● **What to do**: Provide the data again in its entirety, exactly as given.

+++ Material to process +++

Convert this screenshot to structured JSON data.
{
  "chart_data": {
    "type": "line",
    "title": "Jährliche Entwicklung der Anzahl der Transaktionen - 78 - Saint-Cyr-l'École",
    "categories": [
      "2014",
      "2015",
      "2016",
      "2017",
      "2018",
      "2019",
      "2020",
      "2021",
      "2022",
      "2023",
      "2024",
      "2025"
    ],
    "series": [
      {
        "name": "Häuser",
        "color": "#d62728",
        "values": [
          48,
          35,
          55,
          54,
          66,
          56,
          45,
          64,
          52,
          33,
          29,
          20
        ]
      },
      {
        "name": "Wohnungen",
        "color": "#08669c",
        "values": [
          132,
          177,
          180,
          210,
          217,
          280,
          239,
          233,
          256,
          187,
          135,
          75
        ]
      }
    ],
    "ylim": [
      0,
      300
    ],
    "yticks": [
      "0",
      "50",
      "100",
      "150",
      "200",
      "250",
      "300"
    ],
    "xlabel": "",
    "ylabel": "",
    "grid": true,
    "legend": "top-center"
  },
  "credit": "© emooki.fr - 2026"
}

+++

● **Response below**:
Convert this screenshot to structured JSON data.
{
  "chart_data": {
    "type": "line",
    "title": "Jährliche Entwicklung der Anzahl der Transaktionen - 78 - Saint-Cyr-l'École",
    "categories": [
      "2014",
      "2015",
      "2016",
      "2017",
      "2018",
      "2019",
      "2020",
      "2021",
      "2022",
      "2023",
      "2024",
      "2025"
    ],
    "series": [
      {
        "name": "Häuser",
        "color": "#d62728",
        "values": [
          48,
          35,
          55,
          54,
          66,
          56,
          45,
          64,
          52,
          33,
          29,
          20
        ]
      },
      {
        "name": "Wohnungen",
        "color": "#08669c",
        "values": [
          132,
          177,
          180,
          210,
          217,
          280,
          239,
          233,
          256,
          187,
          135,
          75
        ]
      }
    ],
    "ylim": [
      0,
      300
    ],
    "yticks": [
      "0",
      "50",
      "100",
      "150",
      "200",
      "250",
      "300"
    ],
    "xlabel": "",
    "ylabel": "",
    "grid": true,
    "legend": "top-center"
  },
  "credit": "© emooki.fr - 2026"
}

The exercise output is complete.